• MATERIAL SUPPLIED:
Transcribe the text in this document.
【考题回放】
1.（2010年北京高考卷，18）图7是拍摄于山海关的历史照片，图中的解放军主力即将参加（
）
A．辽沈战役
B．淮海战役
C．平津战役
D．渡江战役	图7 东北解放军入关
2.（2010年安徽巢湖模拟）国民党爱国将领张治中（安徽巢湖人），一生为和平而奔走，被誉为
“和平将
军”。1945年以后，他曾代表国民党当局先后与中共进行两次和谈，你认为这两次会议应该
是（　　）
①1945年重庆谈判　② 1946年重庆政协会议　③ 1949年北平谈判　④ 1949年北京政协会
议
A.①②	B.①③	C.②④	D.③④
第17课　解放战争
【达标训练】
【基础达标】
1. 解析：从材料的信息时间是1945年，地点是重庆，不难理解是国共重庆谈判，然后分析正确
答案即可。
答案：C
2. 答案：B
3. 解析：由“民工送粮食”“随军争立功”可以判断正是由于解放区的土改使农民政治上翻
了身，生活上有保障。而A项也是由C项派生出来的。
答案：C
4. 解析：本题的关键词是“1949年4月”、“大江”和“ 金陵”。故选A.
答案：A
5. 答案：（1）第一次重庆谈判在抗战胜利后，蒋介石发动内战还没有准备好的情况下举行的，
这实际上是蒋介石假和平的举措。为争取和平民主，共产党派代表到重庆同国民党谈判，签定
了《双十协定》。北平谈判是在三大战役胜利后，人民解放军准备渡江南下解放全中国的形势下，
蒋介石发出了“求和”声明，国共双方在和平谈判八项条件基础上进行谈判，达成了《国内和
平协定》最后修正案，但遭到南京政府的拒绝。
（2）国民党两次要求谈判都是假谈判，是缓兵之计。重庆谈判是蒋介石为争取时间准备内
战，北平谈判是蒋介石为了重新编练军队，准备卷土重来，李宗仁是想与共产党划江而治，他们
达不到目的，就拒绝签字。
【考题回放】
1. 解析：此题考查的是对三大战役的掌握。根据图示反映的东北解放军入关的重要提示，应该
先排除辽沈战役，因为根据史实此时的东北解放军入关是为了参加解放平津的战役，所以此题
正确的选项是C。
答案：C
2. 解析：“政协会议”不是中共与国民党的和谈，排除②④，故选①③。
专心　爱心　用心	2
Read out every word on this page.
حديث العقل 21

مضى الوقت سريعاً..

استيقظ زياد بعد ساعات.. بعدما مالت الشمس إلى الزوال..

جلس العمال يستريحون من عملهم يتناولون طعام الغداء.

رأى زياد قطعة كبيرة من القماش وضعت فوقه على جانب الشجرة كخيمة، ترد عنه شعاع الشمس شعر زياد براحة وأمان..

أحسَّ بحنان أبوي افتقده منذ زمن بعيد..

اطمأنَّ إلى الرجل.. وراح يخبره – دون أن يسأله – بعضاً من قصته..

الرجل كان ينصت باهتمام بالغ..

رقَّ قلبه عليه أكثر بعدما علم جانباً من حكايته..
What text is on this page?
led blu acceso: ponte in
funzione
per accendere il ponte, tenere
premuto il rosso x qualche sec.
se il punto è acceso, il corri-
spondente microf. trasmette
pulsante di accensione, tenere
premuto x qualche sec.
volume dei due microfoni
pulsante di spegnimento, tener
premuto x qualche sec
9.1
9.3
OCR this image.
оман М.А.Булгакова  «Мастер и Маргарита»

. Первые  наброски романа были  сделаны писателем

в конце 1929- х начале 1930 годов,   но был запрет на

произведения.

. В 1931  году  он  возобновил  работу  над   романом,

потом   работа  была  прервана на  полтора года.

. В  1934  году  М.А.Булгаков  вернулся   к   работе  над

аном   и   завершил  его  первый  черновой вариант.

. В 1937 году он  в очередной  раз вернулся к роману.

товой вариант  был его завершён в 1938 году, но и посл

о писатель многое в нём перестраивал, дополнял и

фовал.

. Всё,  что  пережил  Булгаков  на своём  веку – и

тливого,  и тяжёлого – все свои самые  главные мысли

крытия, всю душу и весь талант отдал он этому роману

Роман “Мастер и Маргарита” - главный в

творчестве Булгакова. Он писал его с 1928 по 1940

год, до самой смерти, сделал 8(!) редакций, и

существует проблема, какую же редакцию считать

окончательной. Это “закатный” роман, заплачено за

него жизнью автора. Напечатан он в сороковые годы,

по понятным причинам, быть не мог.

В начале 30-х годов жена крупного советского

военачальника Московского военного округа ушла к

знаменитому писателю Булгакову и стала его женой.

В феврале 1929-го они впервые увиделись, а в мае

• YOUR GOAL: Reproduce each record exactly as it appears.

• WRITTEN RESPONSE:
Transcribe the text in this document.
【考题回放】
1.（2010年北京高考卷，18）图7是拍摄于山海关的历史照片，图中的解放军主力即将参加（
）
A．辽沈战役
B．淮海战役
C．平津战役
D．渡江战役	图7 东北解放军入关
2.（2010年安徽巢湖模拟）国民党爱国将领张治中（安徽巢湖人），一生为和平而奔走，被誉为
“和平将
军”。1945年以后，他曾代表国民党当局先后与中共进行两次和谈，你认为这两次会议应该
是（　　）
①1945年重庆谈判　② 1946年重庆政协会议　③ 1949年北平谈判　④ 1949年北京政协会
议
A.①②	B.①③	C.②④	D.③④
第17课　解放战争
【达标训练】
【基础达标】
1. 解析：从材料的信息时间是1945年，地点是重庆，不难理解是国共重庆谈判，然后分析正确
答案即可。
答案：C
2. 答案：B
3. 解析：由“民工送粮食”“随军争立功”可以判断正是由于解放区的土改使农民政治上翻
了身，生活上有保障。而A项也是由C项派生出来的。
答案：C
4. 解析：本题的关键词是“1949年4月”、“大江”和“ 金陵”。故选A.
答案：A
5. 答案：（1）第一次重庆谈判在抗战胜利后，蒋介石发动内战还没有准备好的情况下举行的，
这实际上是蒋介石假和平的举措。为争取和平民主，共产党派代表到重庆同国民党谈判，签定
了《双十协定》。北平谈判是在三大战役胜利后，人民解放军准备渡江南下解放全中国的形势下，
蒋介石发出了“求和”声明，国共双方在和平谈判八项条件基础上进行谈判，达成了《国内和
平协定》最后修正案，但遭到南京政府的拒绝。
（2）国民党两次要求谈判都是假谈判，是缓兵之计。重庆谈判是蒋介石为争取时间准备内
战，北平谈判是蒋介石为了重新编练军队，准备卷土重来，李宗仁是想与共产党划江而治，他们
达不到目的，就拒绝签字。
【考题回放】
1. 解析：此题考查的是对三大战役的掌握。根据图示反映的东北解放军入关的重要提示，应该
先排除辽沈战役，因为根据史实此时的东北解放军入关是为了参加解放平津的战役，所以此题
正确的选项是C。
答案：C
2. 解析：“政协会议”不是中共与国民党的和谈，排除②④，故选①③。
专心　爱心　用心	2
Read out every word on this page.
حديث العقل 21

مضى الوقت سريعاً..

استيقظ زياد بعد ساعات.. بعدما مالت الشمس إلى الزوال..

جلس العمال يستريحون من عملهم يتناولون طعام الغداء.

رأى زياد قطعة كبيرة من القماش وضعت فوقه على جانب الشجرة كخيمة، ترد عنه شعاع الشمس شعر زياد براحة وأمان..

أحسَّ بحنان أبوي افتقده منذ زمن بعيد..

اطمأنَّ إلى الرجل.. وراح يخبره – دون أن يسأله – بعضاً من قصته..

الرجل كان ينصت باهتمام بالغ..

رقَّ قلبه عليه أكثر بعدما علم جانباً من حكايته..
What text is on this page?
led blu acceso: ponte in
funzione
per accendere il ponte, tenere
premuto il rosso x qualche sec.
se il punto è acceso, il corri-
spondente microf. trasmette
pulsante di accensione, tenere
premuto x qualche sec.
volume dei due microfoni
pulsante di spegnimento, tener
premuto x qualche sec
9.1
9.3
OCR this image.
оман М.А.Булгакова  «Мастер и Маргарита»

. Первые  наброски романа были  сделаны писателем

в конце 1929- х начале 1930 годов,   но был запрет на

произведения.

. В 1931  году  он  возобновил  работу  над   романом,

потом   работа  была  прервана на  полтора года.

. В  1934  году  М.А.Булгаков  вернулся   к   работе  над

аном   и   завершил  его  первый  черновой вариант.

. В 1937 году он  в очередной  раз вернулся к роману.

товой вариант  был его завершён в 1938 году, но и посл

о писатель многое в нём перестраивал, дополнял и

фовал.

. Всё,  что  пережил  Булгаков  на своём  веку – и

тливого,  и тяжёлого – все свои самые  главные мысли

крытия, всю душу и весь талант отдал он этому роману

Роман “Мастер и Маргарита” - главный в

творчестве Булгакова. Он писал его с 1928 по 1940

год, до самой смерти, сделал 8(!) редакций, и

существует проблема, какую же редакцию считать

окончательной. Это “закатный” роман, заплачено за

него жизнью автора. Напечатан он в сороковые годы,

по понятным причинам, быть не мог.

В начале 30-х годов жена крупного советского

военачальника Московского военного округа ушла к

знаменитому писателю Булгакову и стала его женой.

В феврале 1929-го они впервые увиделись, а в мае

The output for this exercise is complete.